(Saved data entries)
====================
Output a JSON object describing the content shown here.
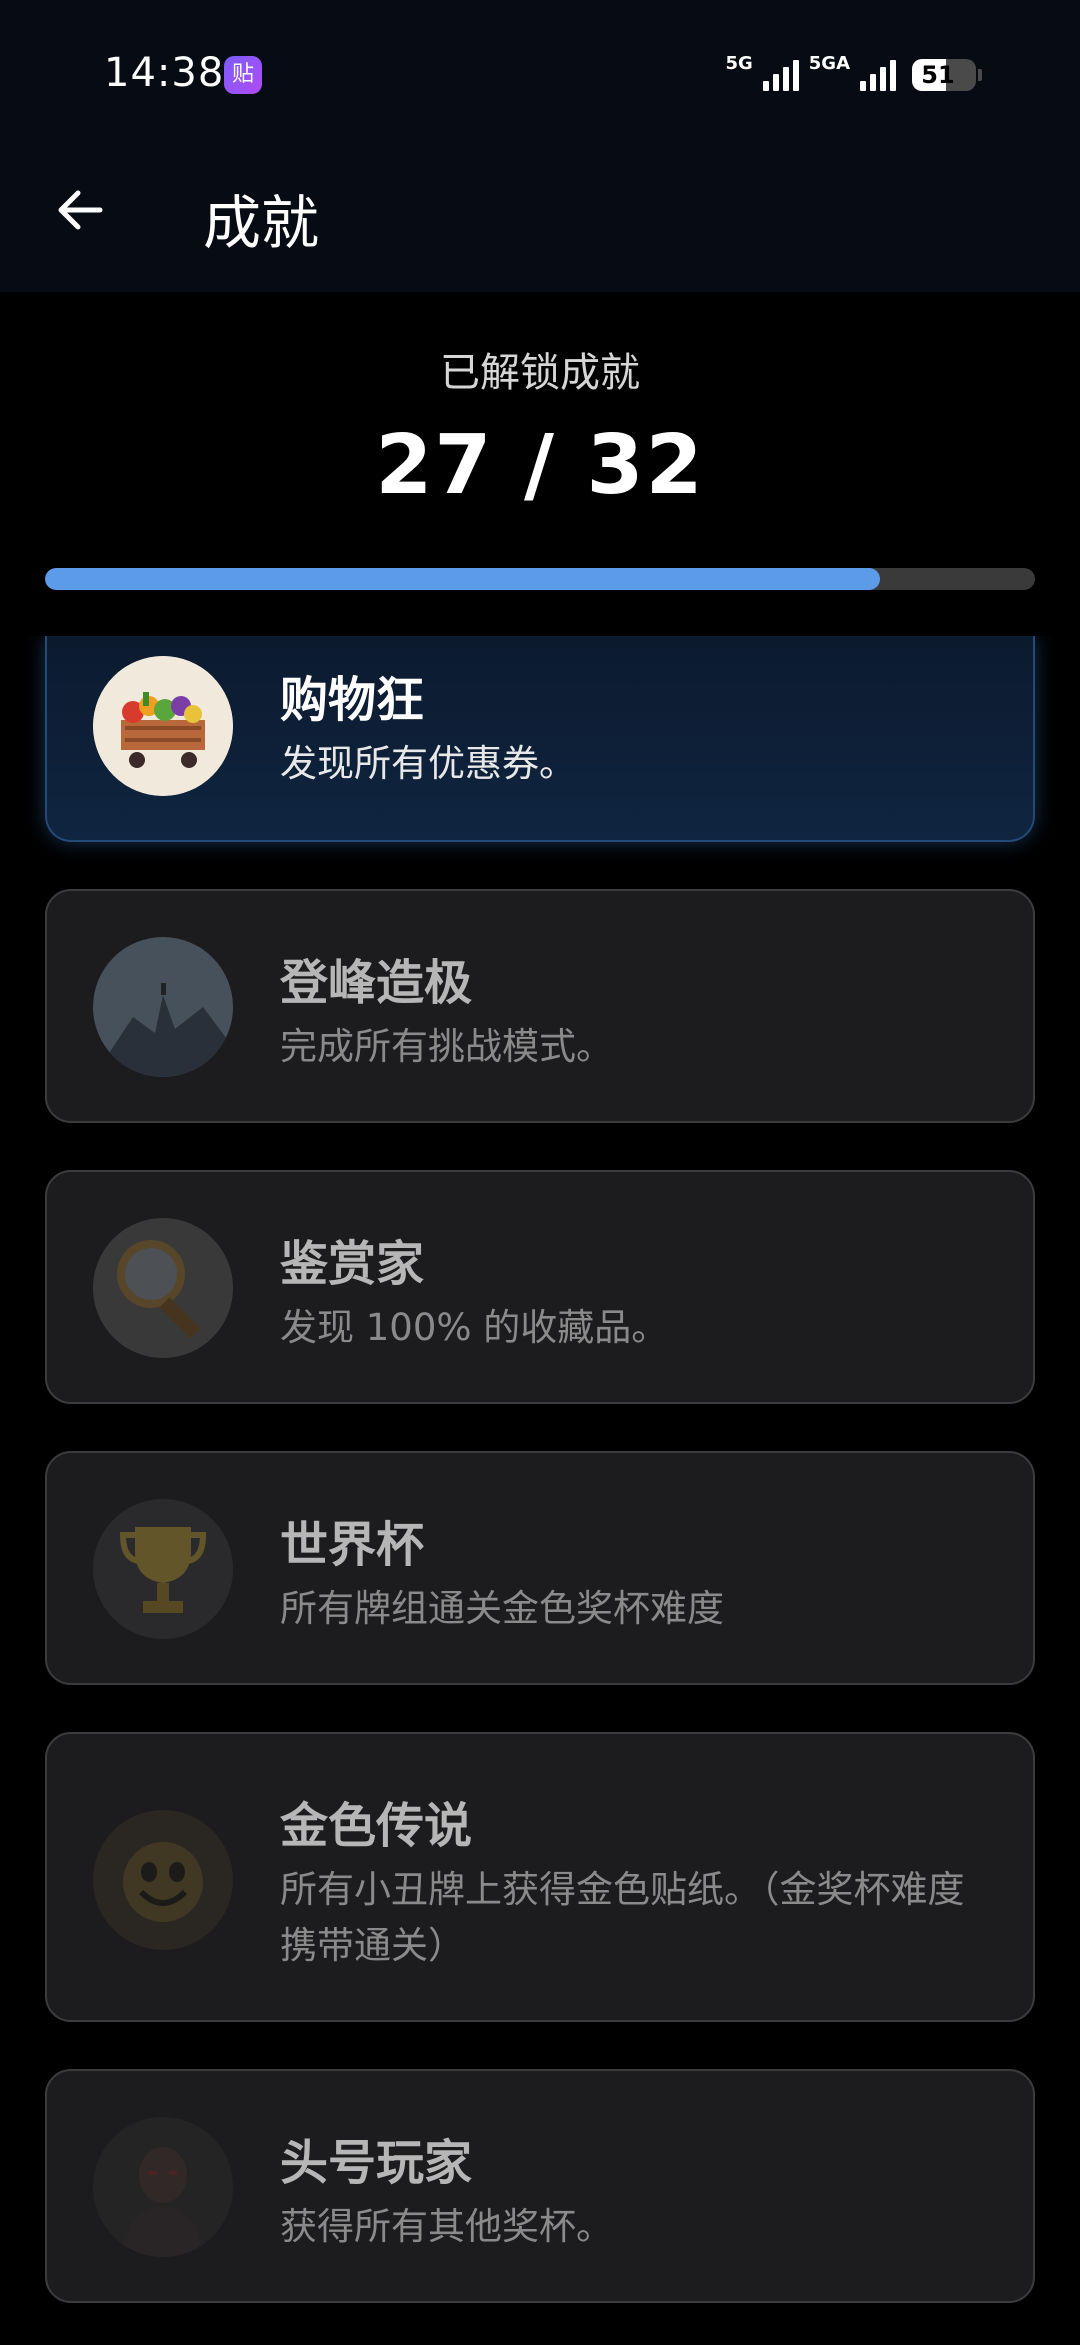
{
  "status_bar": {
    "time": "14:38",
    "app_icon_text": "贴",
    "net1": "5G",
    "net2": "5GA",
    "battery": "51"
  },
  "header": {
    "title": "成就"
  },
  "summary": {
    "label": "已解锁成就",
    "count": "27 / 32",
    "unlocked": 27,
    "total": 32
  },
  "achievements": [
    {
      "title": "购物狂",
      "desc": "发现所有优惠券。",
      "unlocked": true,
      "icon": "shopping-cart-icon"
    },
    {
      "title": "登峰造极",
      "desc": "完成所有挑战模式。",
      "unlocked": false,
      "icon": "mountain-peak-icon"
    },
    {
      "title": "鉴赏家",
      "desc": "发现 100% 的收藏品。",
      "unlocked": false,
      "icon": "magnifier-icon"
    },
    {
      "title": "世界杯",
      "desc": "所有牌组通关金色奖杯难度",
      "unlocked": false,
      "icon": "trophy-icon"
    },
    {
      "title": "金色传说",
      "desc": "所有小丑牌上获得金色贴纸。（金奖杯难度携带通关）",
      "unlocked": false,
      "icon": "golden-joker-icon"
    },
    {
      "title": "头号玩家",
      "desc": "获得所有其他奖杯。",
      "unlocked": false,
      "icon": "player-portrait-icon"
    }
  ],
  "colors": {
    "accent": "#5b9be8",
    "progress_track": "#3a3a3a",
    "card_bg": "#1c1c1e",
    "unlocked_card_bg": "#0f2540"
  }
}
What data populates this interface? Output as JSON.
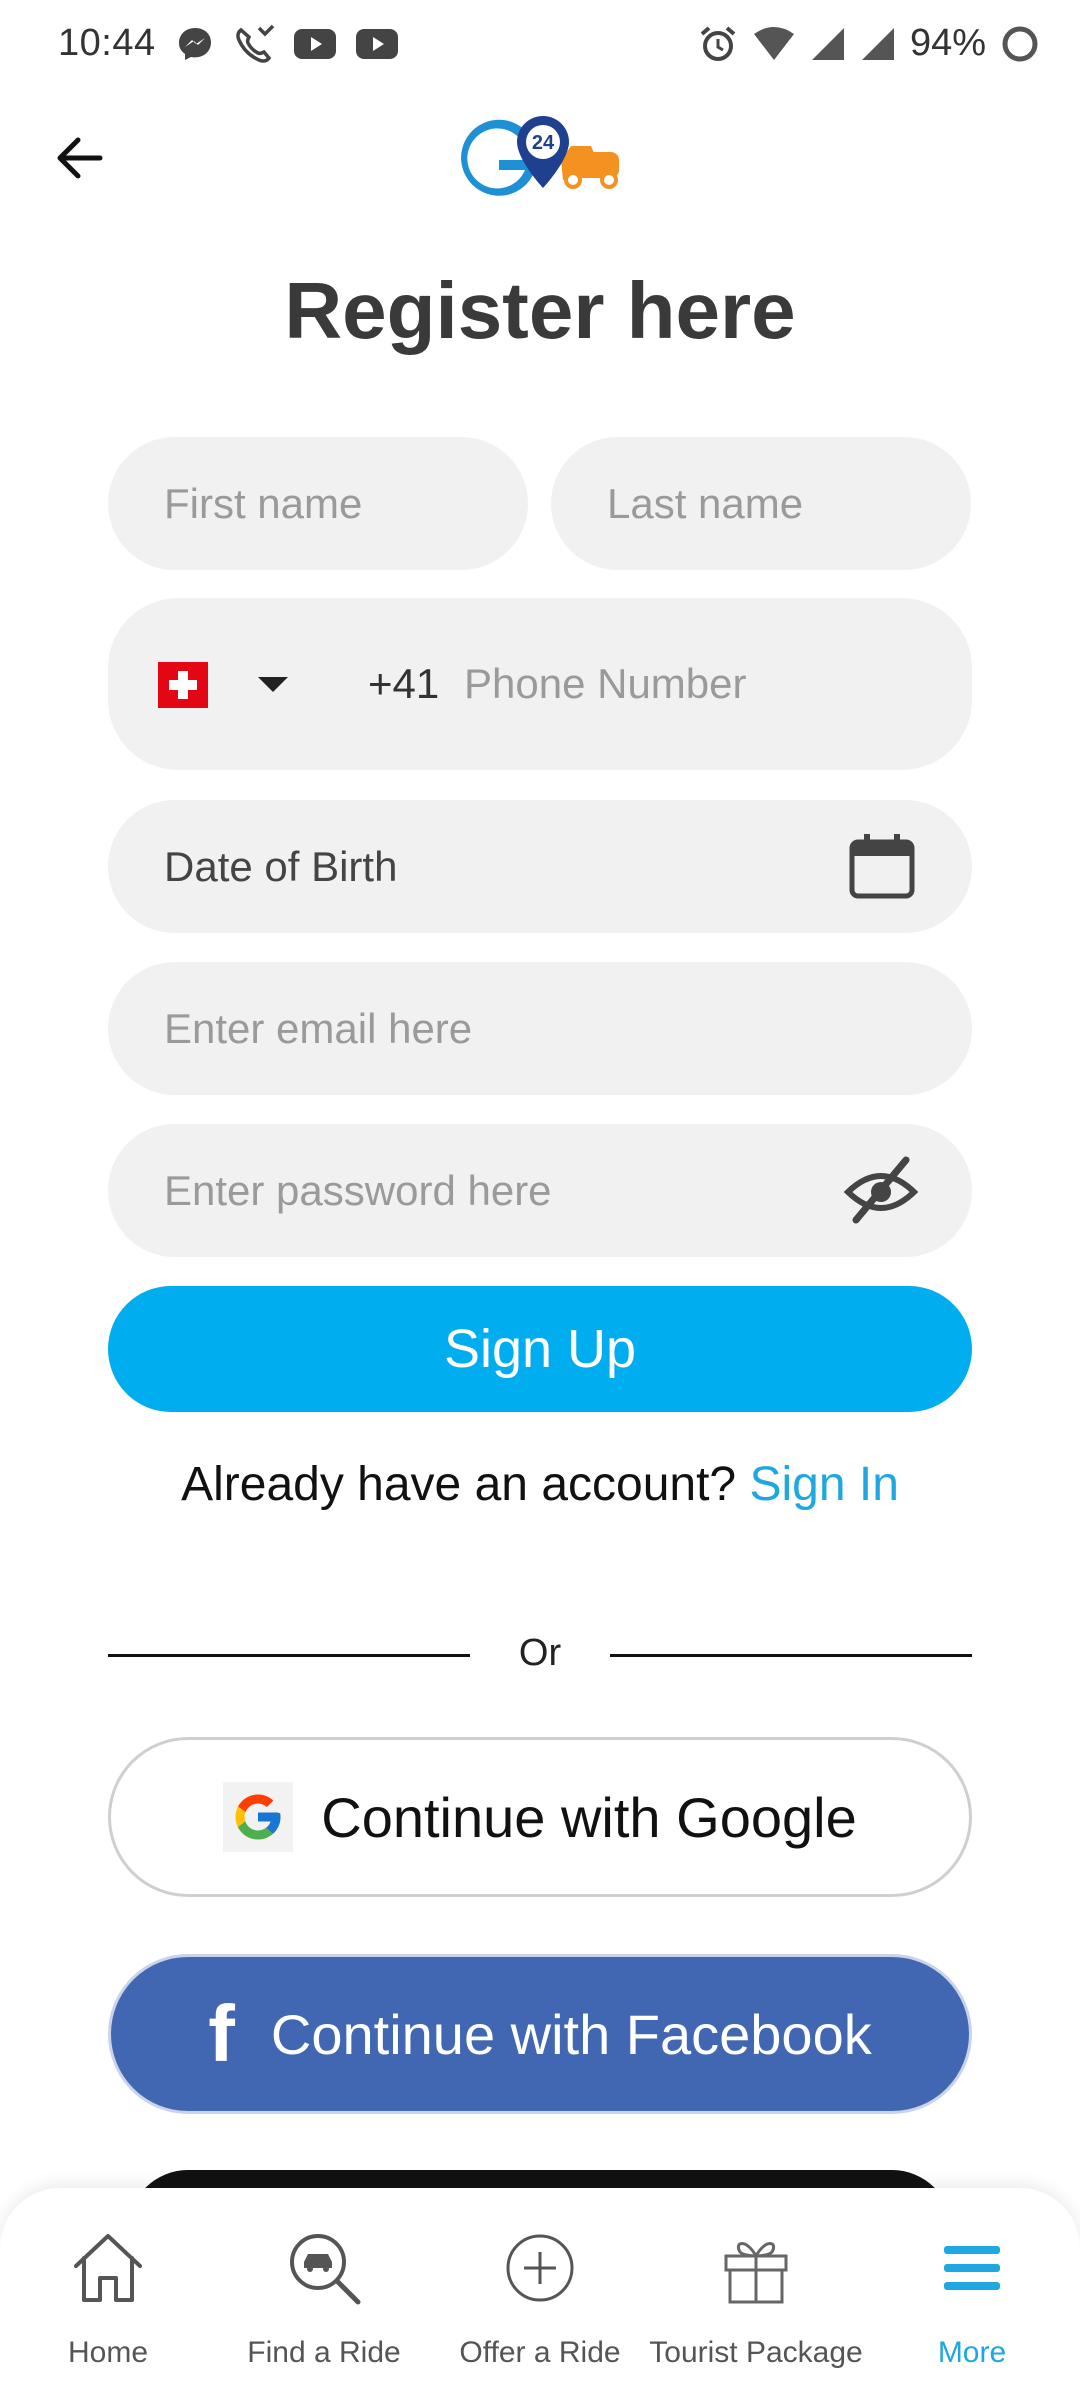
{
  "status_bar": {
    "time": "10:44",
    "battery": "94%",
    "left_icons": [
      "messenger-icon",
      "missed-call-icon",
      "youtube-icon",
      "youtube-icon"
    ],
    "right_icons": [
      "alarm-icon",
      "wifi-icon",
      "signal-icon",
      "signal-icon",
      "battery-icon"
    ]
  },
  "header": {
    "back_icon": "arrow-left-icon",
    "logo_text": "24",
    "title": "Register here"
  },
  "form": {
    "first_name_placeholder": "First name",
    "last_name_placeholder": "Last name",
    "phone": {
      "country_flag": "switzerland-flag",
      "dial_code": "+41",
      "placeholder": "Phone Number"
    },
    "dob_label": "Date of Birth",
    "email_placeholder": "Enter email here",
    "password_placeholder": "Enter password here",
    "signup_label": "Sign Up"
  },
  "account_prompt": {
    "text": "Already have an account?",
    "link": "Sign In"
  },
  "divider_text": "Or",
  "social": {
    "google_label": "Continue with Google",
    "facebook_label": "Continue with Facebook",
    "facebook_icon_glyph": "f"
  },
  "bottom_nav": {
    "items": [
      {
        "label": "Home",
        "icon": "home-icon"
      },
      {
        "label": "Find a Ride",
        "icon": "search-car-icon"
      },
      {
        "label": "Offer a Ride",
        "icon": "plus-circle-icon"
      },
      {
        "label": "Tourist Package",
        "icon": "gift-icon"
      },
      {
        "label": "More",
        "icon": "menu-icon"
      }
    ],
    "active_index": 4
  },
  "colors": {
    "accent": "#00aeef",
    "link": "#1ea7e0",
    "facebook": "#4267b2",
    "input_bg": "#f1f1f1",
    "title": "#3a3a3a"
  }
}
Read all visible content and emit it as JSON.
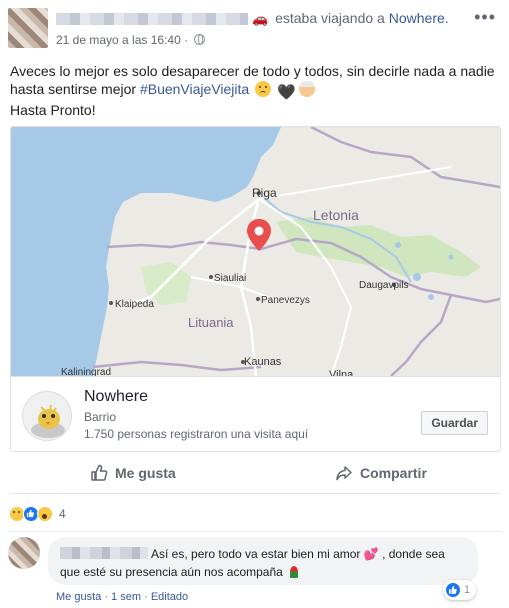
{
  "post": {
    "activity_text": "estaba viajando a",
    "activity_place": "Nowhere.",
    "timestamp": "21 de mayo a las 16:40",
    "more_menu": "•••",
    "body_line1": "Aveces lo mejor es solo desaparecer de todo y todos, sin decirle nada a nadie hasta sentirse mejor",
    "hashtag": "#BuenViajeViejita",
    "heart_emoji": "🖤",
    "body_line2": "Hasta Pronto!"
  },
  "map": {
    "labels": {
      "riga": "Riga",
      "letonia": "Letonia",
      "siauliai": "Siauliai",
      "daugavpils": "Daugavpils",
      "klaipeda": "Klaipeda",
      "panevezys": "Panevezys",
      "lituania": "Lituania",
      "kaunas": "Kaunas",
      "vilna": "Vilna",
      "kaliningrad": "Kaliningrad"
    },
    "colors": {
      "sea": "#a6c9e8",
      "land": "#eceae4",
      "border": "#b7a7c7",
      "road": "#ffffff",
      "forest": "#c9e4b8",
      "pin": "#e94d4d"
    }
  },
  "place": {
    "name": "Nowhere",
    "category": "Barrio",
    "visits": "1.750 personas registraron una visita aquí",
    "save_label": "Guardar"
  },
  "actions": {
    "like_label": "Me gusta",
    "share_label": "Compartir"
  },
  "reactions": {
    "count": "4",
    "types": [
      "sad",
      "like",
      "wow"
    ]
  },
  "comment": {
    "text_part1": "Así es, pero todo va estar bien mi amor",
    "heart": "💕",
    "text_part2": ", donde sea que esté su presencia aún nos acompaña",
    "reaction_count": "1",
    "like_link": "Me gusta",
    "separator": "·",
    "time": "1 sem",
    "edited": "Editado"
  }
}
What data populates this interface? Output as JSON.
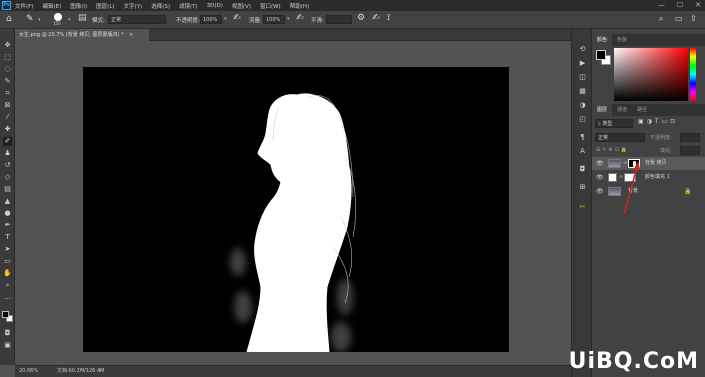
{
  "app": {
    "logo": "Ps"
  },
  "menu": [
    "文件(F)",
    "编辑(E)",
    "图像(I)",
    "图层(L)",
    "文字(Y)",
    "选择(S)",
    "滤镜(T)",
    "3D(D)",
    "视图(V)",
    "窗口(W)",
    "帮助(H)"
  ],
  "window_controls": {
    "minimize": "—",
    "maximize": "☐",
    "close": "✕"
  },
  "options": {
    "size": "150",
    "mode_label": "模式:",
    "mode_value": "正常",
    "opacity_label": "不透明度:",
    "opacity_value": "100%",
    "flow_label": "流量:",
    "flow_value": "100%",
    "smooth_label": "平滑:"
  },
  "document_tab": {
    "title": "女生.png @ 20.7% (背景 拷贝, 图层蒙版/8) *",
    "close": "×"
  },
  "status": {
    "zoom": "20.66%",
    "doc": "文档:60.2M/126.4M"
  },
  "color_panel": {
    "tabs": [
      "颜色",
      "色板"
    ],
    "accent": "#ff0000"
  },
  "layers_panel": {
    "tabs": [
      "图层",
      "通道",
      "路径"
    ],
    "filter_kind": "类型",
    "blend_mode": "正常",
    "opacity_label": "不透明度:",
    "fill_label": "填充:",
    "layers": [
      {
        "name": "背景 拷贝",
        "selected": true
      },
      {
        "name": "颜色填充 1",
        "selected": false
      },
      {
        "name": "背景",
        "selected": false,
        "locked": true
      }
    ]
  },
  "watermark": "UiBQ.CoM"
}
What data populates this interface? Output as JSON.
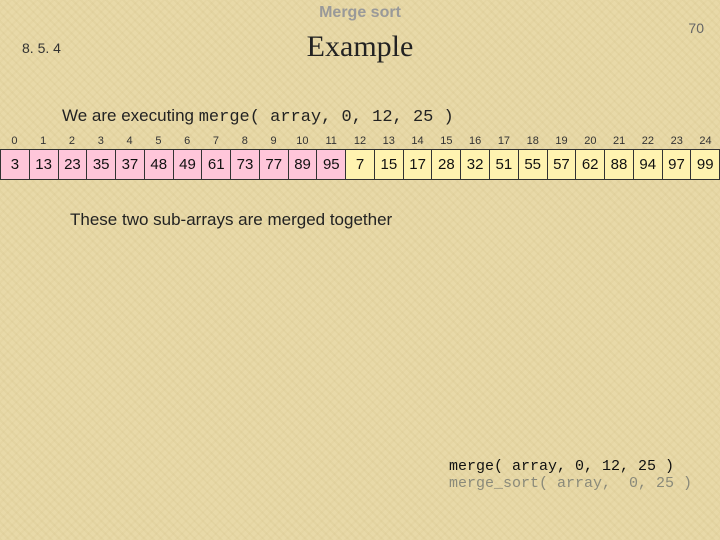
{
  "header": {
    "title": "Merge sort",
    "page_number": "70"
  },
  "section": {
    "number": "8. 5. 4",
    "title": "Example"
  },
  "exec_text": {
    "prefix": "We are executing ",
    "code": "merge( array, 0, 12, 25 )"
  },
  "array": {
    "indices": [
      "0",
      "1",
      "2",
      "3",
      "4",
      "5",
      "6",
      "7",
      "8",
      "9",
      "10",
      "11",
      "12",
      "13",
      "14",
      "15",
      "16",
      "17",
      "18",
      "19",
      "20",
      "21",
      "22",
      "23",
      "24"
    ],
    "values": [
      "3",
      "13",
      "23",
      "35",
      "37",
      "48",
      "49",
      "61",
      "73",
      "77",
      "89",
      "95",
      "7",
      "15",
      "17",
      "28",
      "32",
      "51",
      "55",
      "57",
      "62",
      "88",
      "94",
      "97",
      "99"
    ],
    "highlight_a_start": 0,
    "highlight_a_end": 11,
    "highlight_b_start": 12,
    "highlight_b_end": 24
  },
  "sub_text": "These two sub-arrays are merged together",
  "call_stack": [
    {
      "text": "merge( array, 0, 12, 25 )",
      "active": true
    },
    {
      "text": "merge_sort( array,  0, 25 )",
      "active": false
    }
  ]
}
====================
» **WORK TO COMPLETE**
List the lines of the records where "accent" occurs.

» **FINAL RESULT**
    "accent": "#5b9be8",
    "accent": "#00aeef",
    "accent": "#ff0000"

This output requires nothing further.